-- start Records to use --
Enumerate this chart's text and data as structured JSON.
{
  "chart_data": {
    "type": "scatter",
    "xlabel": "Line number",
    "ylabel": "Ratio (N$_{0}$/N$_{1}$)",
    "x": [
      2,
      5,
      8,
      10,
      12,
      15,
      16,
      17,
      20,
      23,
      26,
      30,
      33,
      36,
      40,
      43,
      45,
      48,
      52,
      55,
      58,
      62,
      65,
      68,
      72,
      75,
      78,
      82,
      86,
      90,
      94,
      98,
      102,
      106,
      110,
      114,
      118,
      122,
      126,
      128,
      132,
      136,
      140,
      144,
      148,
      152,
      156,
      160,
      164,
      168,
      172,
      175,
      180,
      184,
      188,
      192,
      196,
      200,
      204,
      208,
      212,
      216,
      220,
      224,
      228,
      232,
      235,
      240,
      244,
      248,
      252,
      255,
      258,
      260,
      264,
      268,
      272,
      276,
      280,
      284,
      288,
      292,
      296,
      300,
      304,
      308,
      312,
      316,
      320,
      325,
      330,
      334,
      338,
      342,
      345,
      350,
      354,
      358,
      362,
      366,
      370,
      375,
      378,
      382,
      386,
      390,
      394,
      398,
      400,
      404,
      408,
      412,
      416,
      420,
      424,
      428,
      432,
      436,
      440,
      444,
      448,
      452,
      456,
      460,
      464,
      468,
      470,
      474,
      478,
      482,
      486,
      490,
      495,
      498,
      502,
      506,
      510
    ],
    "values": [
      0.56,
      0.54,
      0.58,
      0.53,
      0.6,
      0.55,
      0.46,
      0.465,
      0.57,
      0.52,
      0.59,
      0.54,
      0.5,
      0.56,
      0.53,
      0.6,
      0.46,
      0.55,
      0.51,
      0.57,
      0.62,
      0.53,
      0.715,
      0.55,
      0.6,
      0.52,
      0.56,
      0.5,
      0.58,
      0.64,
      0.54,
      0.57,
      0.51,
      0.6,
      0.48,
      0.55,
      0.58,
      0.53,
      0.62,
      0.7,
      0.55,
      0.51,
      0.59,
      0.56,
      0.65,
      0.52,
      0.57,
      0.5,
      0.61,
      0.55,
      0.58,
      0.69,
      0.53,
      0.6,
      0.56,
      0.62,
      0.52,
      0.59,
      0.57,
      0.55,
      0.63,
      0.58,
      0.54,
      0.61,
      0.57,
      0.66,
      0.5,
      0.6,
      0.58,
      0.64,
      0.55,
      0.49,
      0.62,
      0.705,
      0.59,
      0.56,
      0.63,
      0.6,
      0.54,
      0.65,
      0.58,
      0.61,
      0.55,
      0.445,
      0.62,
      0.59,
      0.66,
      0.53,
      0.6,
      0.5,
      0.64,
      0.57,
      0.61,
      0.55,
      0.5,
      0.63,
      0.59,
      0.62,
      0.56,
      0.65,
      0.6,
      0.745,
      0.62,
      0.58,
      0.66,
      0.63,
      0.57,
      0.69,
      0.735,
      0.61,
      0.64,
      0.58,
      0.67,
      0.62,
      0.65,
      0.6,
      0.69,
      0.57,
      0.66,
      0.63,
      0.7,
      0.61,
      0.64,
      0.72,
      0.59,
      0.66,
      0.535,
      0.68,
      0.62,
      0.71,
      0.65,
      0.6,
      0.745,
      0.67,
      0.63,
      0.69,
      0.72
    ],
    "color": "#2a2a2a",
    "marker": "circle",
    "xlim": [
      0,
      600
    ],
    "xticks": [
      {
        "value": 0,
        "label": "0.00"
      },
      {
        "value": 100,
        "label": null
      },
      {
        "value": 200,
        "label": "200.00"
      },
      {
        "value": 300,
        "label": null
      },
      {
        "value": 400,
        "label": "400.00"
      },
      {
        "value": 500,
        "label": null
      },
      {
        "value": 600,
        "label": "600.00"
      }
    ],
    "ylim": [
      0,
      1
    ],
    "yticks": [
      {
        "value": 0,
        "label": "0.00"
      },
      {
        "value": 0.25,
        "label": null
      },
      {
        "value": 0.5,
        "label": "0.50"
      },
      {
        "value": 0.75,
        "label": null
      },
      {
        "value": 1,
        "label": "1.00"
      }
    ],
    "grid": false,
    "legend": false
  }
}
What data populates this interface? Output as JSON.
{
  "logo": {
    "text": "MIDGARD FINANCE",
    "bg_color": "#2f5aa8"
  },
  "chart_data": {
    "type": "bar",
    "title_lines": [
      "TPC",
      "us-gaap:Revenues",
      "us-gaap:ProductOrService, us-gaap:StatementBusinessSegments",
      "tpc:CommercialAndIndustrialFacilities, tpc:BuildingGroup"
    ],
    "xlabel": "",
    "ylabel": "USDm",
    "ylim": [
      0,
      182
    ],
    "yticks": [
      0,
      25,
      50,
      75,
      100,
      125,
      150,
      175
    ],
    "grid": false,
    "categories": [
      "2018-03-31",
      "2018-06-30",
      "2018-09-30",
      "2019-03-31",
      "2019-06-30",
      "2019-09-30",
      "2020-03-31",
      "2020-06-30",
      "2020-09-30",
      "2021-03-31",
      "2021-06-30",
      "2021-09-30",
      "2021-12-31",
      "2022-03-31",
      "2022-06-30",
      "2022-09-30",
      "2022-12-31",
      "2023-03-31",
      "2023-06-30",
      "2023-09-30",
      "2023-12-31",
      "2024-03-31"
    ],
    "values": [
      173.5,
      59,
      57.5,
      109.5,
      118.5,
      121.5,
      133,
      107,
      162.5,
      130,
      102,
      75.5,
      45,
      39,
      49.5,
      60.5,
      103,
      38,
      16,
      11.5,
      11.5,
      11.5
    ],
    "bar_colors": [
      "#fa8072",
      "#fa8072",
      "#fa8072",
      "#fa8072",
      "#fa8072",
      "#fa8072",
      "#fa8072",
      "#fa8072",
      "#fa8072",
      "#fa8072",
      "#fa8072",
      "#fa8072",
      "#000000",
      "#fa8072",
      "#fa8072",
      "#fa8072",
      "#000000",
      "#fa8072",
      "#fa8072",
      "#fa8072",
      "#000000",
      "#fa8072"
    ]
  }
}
-- end Records to use --
## Prompt
Pull out each line of the records holding the string "gaap".

## Solution for this problem
      "us-gaap:Revenues",
      "us-gaap:ProductOrService, us-gaap:StatementBusinessSegments",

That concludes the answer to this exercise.